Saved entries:
------------------------------------------------

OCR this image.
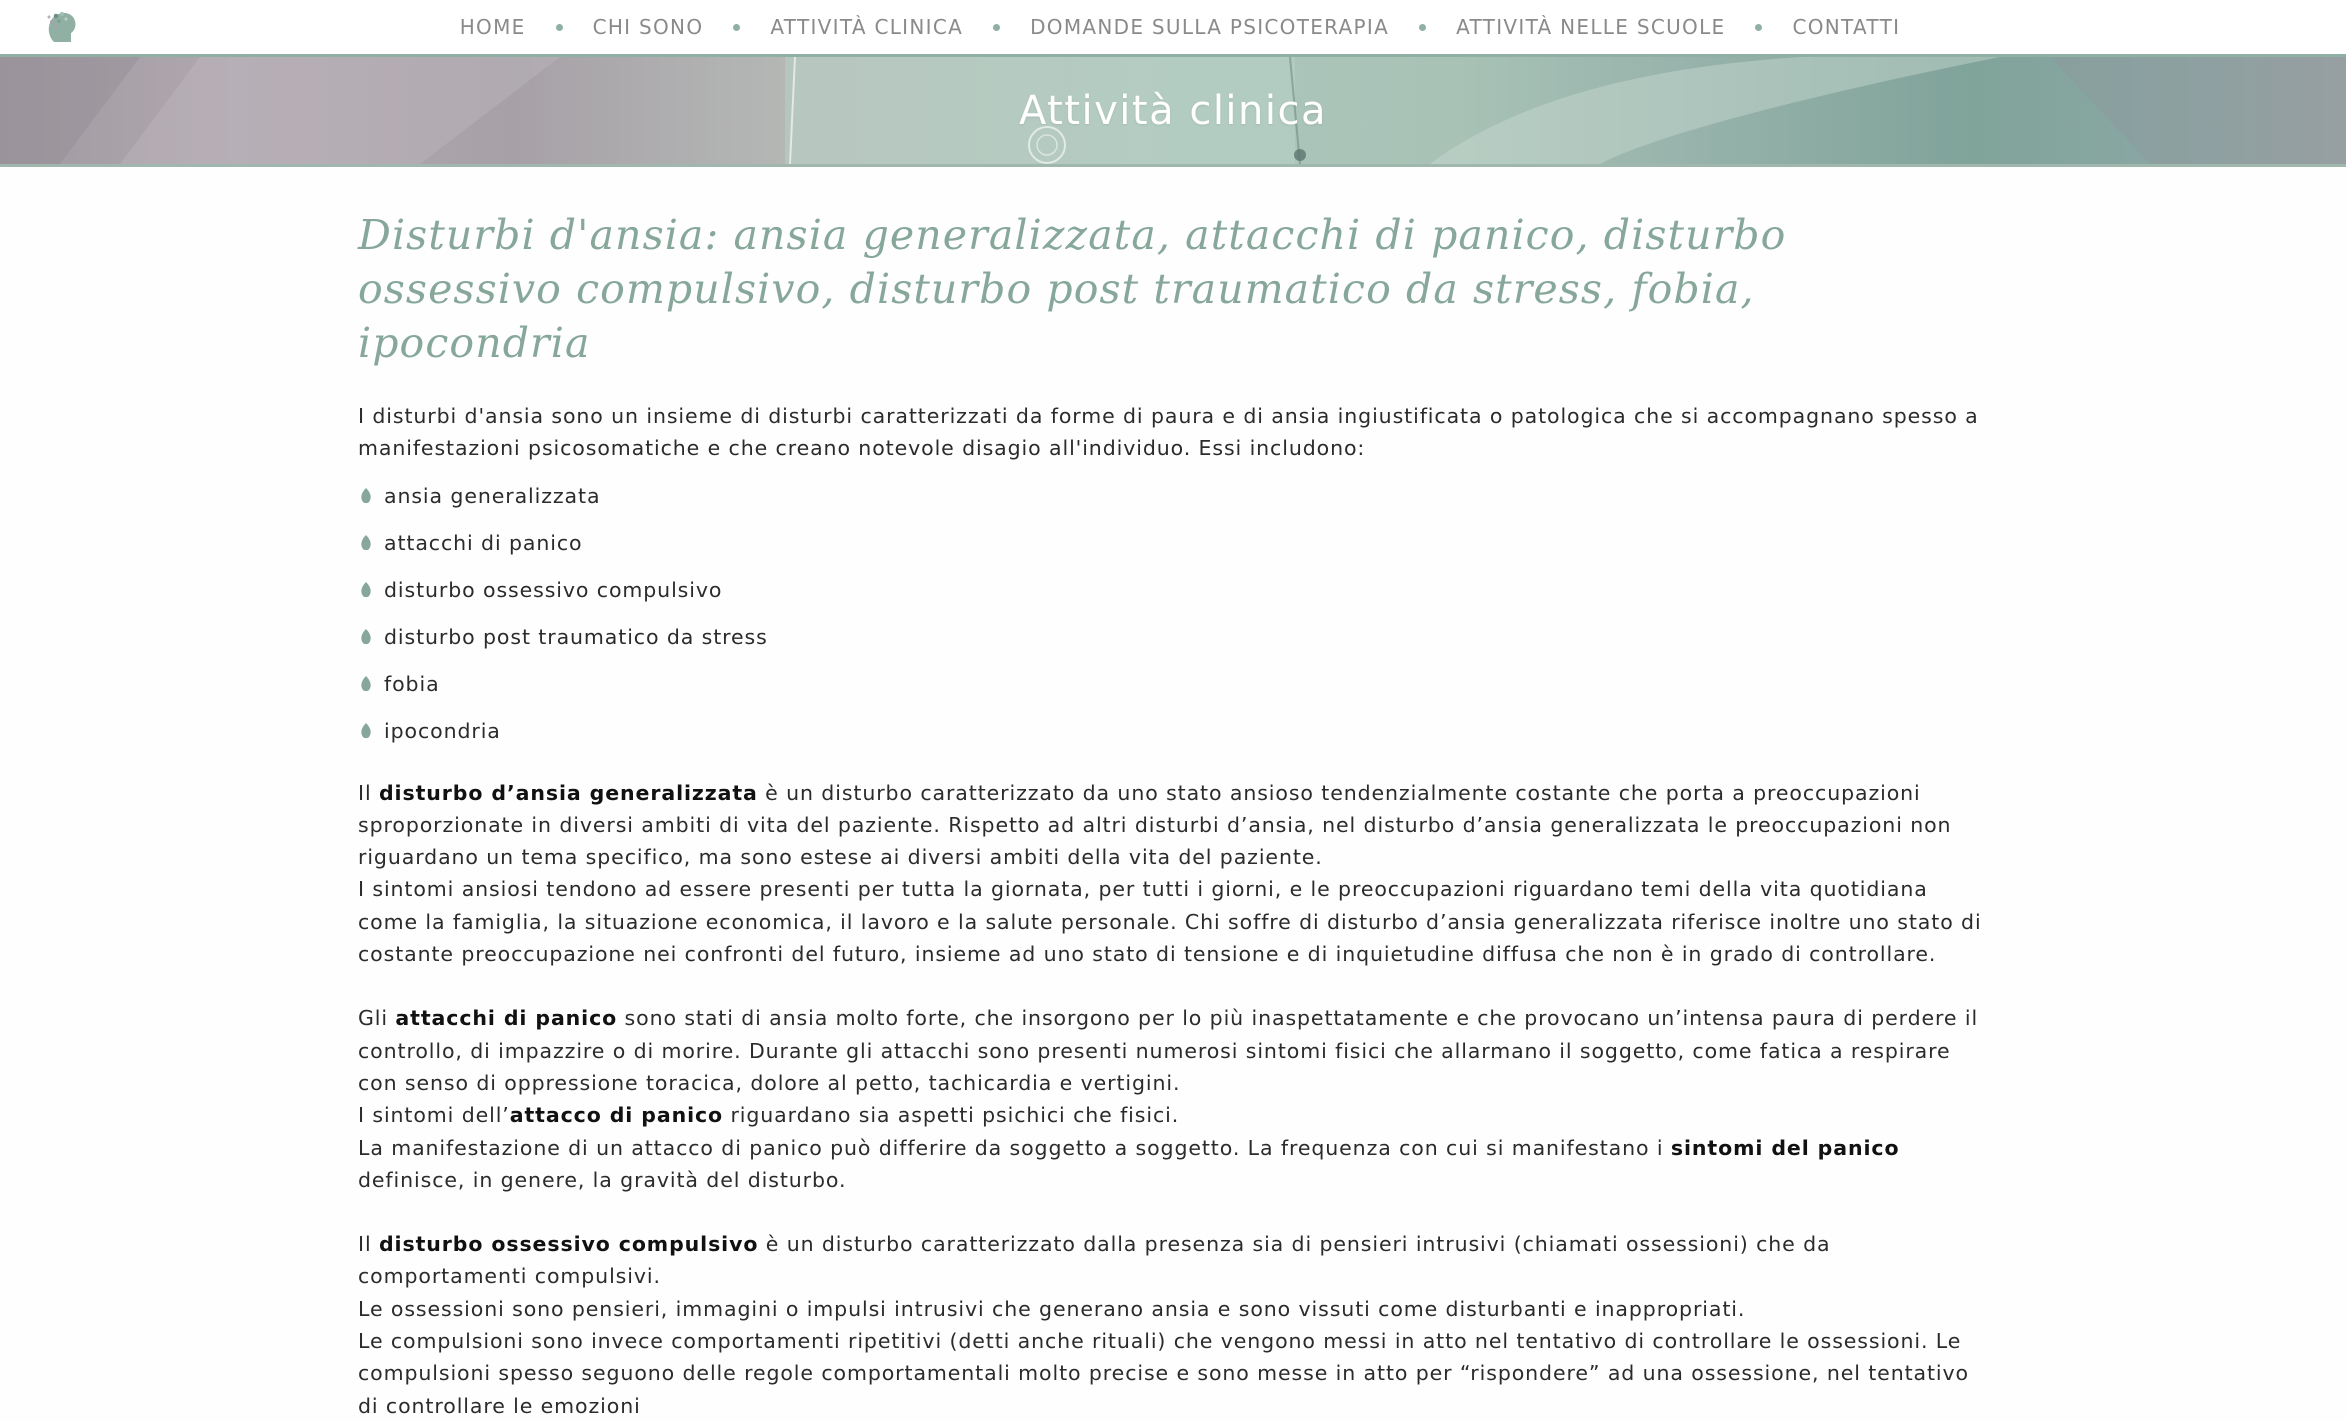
HOME	CHI SONO	ATTIVITÀ CLINICA	DOMANDE SULLA PSICOTERAPIA	ATTIVITÀ NELLE SCUOLE	CONTATTI
Attività clinica
Disturbi d'ansia: ansia generalizzata, attacchi di panico, disturbo ossessivo compulsivo, disturbo post traumatico da stress, fobia, ipocondria

I disturbi d'ansia sono un insieme di disturbi caratterizzati da forme di paura e di ansia ingiustificata o patologica che si accompagnano spesso a manifestazioni psicosomatiche e che creano notevole disagio all'individuo. Essi includono:

ansia generalizzata
attacchi di panico
disturbo ossessivo compulsivo
disturbo post traumatico da stress
fobia
ipocondria

Il disturbo d’ansia generalizzata è un disturbo caratterizzato da uno stato ansioso tendenzialmente costante che porta a preoccupazioni sproporzionate in diversi ambiti di vita del paziente. Rispetto ad altri disturbi d’ansia, nel disturbo d’ansia generalizzata le preoccupazioni non riguardano un tema specifico, ma sono estese ai diversi ambiti della vita del paziente.

I sintomi ansiosi tendono ad essere presenti per tutta la giornata, per tutti i giorni, e le preoccupazioni riguardano temi della vita quotidiana come la famiglia, la situazione economica, il lavoro e la salute personale. Chi soffre di disturbo d’ansia generalizzata riferisce inoltre uno stato di costante preoccupazione nei confronti del futuro, insieme ad uno stato di tensione e di inquietudine diffusa che non è in grado di controllare.

Gli attacchi di panico sono stati di ansia molto forte, che insorgono per lo più inaspettatamente e che provocano un’intensa paura di perdere il controllo, di impazzire o di morire. Durante gli attacchi sono presenti numerosi sintomi fisici che allarmano il soggetto, come fatica a respirare con senso di oppressione toracica, dolore al petto, tachicardia e vertigini.

I sintomi dell’attacco di panico riguardano sia aspetti psichici che fisici.

La manifestazione di un attacco di panico può differire da soggetto a soggetto. La frequenza con cui si manifestano i sintomi del panico definisce, in genere, la gravità del disturbo.

Il disturbo ossessivo compulsivo è un disturbo caratterizzato dalla presenza sia di pensieri intrusivi (chiamati ossessioni) che da comportamenti compulsivi.

Le ossessioni sono pensieri, immagini o impulsi intrusivi che generano ansia e sono vissuti come disturbanti e inappropriati.

Le compulsioni sono invece comportamenti ripetitivi (detti anche rituali) che vengono messi in atto nel tentativo di controllare le ossessioni. Le compulsioni spesso seguono delle regole comportamentali molto precise e sono messe in atto per “rispondere” ad una ossessione, nel tentativo di controllare le emozioni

------------------------------------------------

• **Written instruction**:
Give back each entry exactly as it appears, with no pictures.

• **Output for this exercise**:
OCR this image.
HOME	CHI SONO	ATTIVITÀ CLINICA	DOMANDE SULLA PSICOTERAPIA	ATTIVITÀ NELLE SCUOLE	CONTATTI
Attività clinica
Disturbi d'ansia: ansia generalizzata, attacchi di panico, disturbo ossessivo compulsivo, disturbo post traumatico da stress, fobia, ipocondria

I disturbi d'ansia sono un insieme di disturbi caratterizzati da forme di paura e di ansia ingiustificata o patologica che si accompagnano spesso a manifestazioni psicosomatiche e che creano notevole disagio all'individuo. Essi includono:

ansia generalizzata
attacchi di panico
disturbo ossessivo compulsivo
disturbo post traumatico da stress
fobia
ipocondria

Il disturbo d’ansia generalizzata è un disturbo caratterizzato da uno stato ansioso tendenzialmente costante che porta a preoccupazioni sproporzionate in diversi ambiti di vita del paziente. Rispetto ad altri disturbi d’ansia, nel disturbo d’ansia generalizzata le preoccupazioni non riguardano un tema specifico, ma sono estese ai diversi ambiti della vita del paziente.

I sintomi ansiosi tendono ad essere presenti per tutta la giornata, per tutti i giorni, e le preoccupazioni riguardano temi della vita quotidiana come la famiglia, la situazione economica, il lavoro e la salute personale. Chi soffre di disturbo d’ansia generalizzata riferisce inoltre uno stato di costante preoccupazione nei confronti del futuro, insieme ad uno stato di tensione e di inquietudine diffusa che non è in grado di controllare.

Gli attacchi di panico sono stati di ansia molto forte, che insorgono per lo più inaspettatamente e che provocano un’intensa paura di perdere il controllo, di impazzire o di morire. Durante gli attacchi sono presenti numerosi sintomi fisici che allarmano il soggetto, come fatica a respirare con senso di oppressione toracica, dolore al petto, tachicardia e vertigini.

I sintomi dell’attacco di panico riguardano sia aspetti psichici che fisici.

La manifestazione di un attacco di panico può differire da soggetto a soggetto. La frequenza con cui si manifestano i sintomi del panico definisce, in genere, la gravità del disturbo.

Il disturbo ossessivo compulsivo è un disturbo caratterizzato dalla presenza sia di pensieri intrusivi (chiamati ossessioni) che da comportamenti compulsivi.

Le ossessioni sono pensieri, immagini o impulsi intrusivi che generano ansia e sono vissuti come disturbanti e inappropriati.

Le compulsioni sono invece comportamenti ripetitivi (detti anche rituali) che vengono messi in atto nel tentativo di controllare le ossessioni. Le compulsioni spesso seguono delle regole comportamentali molto precise e sono messe in atto per “rispondere” ad una ossessione, nel tentativo di controllare le emozioni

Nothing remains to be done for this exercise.